| To do |
Output every line of the material exactly, omitting images.

| Data rows |
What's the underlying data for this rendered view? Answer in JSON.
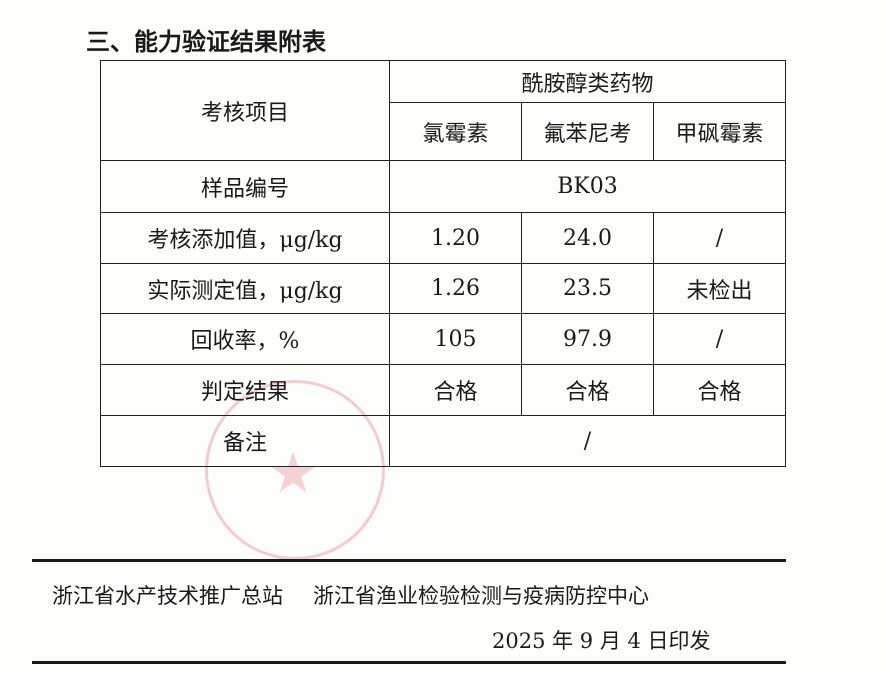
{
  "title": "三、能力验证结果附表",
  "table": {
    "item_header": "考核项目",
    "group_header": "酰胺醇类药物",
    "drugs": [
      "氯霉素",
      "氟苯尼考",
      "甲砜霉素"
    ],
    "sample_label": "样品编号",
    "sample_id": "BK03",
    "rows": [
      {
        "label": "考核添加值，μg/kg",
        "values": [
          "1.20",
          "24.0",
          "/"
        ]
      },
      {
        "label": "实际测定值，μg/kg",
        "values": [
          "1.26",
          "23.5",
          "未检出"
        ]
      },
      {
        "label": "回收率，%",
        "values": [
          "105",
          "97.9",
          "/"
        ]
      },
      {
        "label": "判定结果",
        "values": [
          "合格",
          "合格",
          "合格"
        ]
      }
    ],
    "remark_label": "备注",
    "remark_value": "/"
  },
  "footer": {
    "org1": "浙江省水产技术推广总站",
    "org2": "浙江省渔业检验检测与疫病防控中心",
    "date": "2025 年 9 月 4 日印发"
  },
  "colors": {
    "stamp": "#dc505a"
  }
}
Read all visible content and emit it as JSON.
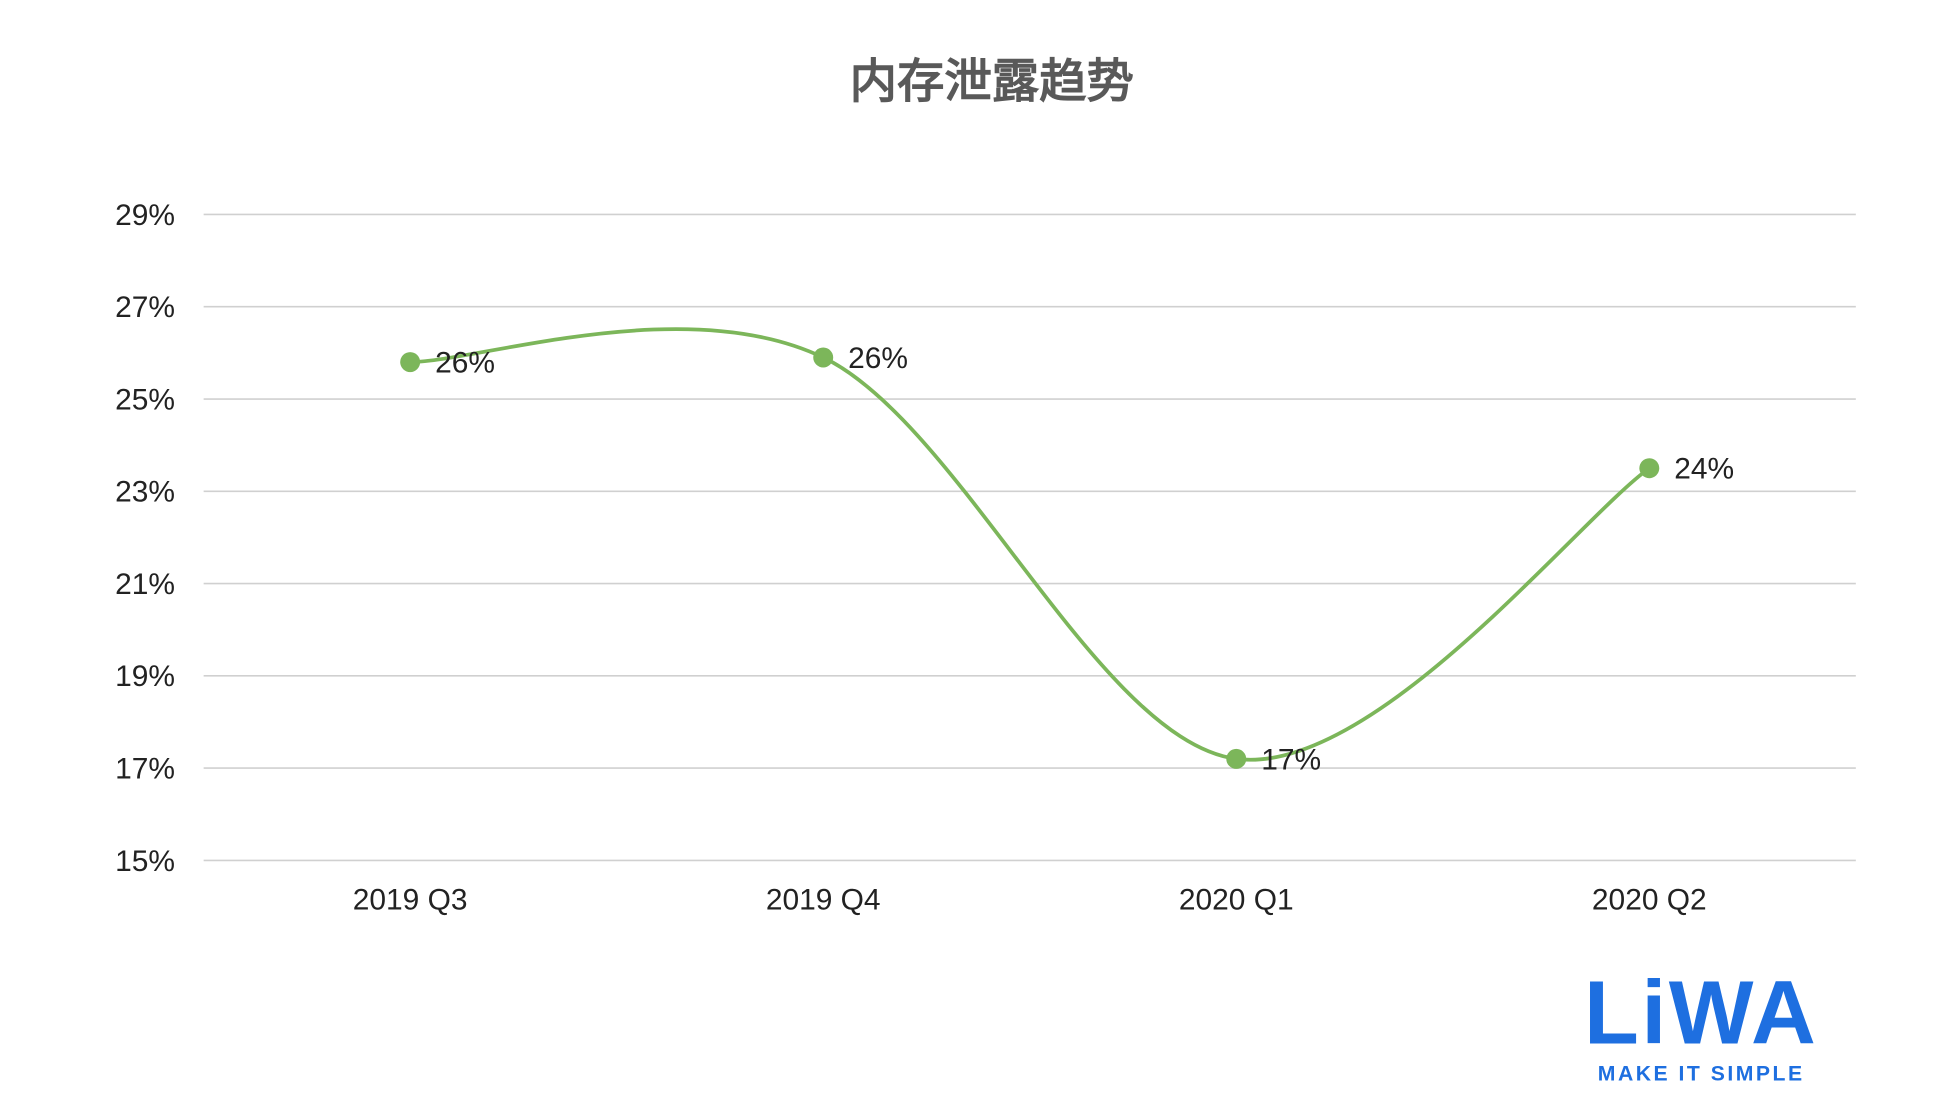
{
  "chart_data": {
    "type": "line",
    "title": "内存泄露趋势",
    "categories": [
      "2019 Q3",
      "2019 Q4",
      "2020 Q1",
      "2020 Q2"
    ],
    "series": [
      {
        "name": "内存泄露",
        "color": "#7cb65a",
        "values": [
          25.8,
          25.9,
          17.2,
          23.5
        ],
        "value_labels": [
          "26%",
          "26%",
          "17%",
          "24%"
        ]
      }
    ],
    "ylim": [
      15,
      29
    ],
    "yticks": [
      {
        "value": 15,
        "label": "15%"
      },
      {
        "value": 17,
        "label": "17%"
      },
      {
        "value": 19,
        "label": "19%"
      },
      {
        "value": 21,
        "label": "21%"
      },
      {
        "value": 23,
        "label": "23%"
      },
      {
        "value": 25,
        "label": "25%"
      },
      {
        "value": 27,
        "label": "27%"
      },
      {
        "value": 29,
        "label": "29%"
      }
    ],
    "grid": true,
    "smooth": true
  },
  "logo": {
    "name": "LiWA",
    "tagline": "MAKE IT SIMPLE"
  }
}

| Answer in full |
What's the underlying data for this rendered view? Answer in JSON.
{
  "title": "三、能力验证结果附表",
  "table": {
    "item_header": "考核项目",
    "group_header": "酰胺醇类药物",
    "drugs": [
      "氯霉素",
      "氟苯尼考",
      "甲砜霉素"
    ],
    "sample_label": "样品编号",
    "sample_id": "BK03",
    "rows": [
      {
        "label": "考核添加值，μg/kg",
        "values": [
          "1.20",
          "24.0",
          "/"
        ]
      },
      {
        "label": "实际测定值，μg/kg",
        "values": [
          "1.26",
          "23.5",
          "未检出"
        ]
      },
      {
        "label": "回收率，%",
        "values": [
          "105",
          "97.9",
          "/"
        ]
      },
      {
        "label": "判定结果",
        "values": [
          "合格",
          "合格",
          "合格"
        ]
      }
    ],
    "remark_label": "备注",
    "remark_value": "/"
  },
  "footer": {
    "org1": "浙江省水产技术推广总站",
    "org2": "浙江省渔业检验检测与疫病防控中心",
    "date": "2025 年 9 月 4 日印发"
  },
  "colors": {
    "stamp": "#dc505a"
  }
}
Read all visible content and emit it as JSON.
{
  "chart_data": {
    "type": "line",
    "title": "内存泄露趋势",
    "categories": [
      "2019 Q3",
      "2019 Q4",
      "2020 Q1",
      "2020 Q2"
    ],
    "series": [
      {
        "name": "内存泄露",
        "color": "#7cb65a",
        "values": [
          25.8,
          25.9,
          17.2,
          23.5
        ],
        "value_labels": [
          "26%",
          "26%",
          "17%",
          "24%"
        ]
      }
    ],
    "ylim": [
      15,
      29
    ],
    "yticks": [
      {
        "value": 15,
        "label": "15%"
      },
      {
        "value": 17,
        "label": "17%"
      },
      {
        "value": 19,
        "label": "19%"
      },
      {
        "value": 21,
        "label": "21%"
      },
      {
        "value": 23,
        "label": "23%"
      },
      {
        "value": 25,
        "label": "25%"
      },
      {
        "value": 27,
        "label": "27%"
      },
      {
        "value": 29,
        "label": "29%"
      }
    ],
    "grid": true,
    "smooth": true
  },
  "logo": {
    "name": "LiWA",
    "tagline": "MAKE IT SIMPLE"
  }
}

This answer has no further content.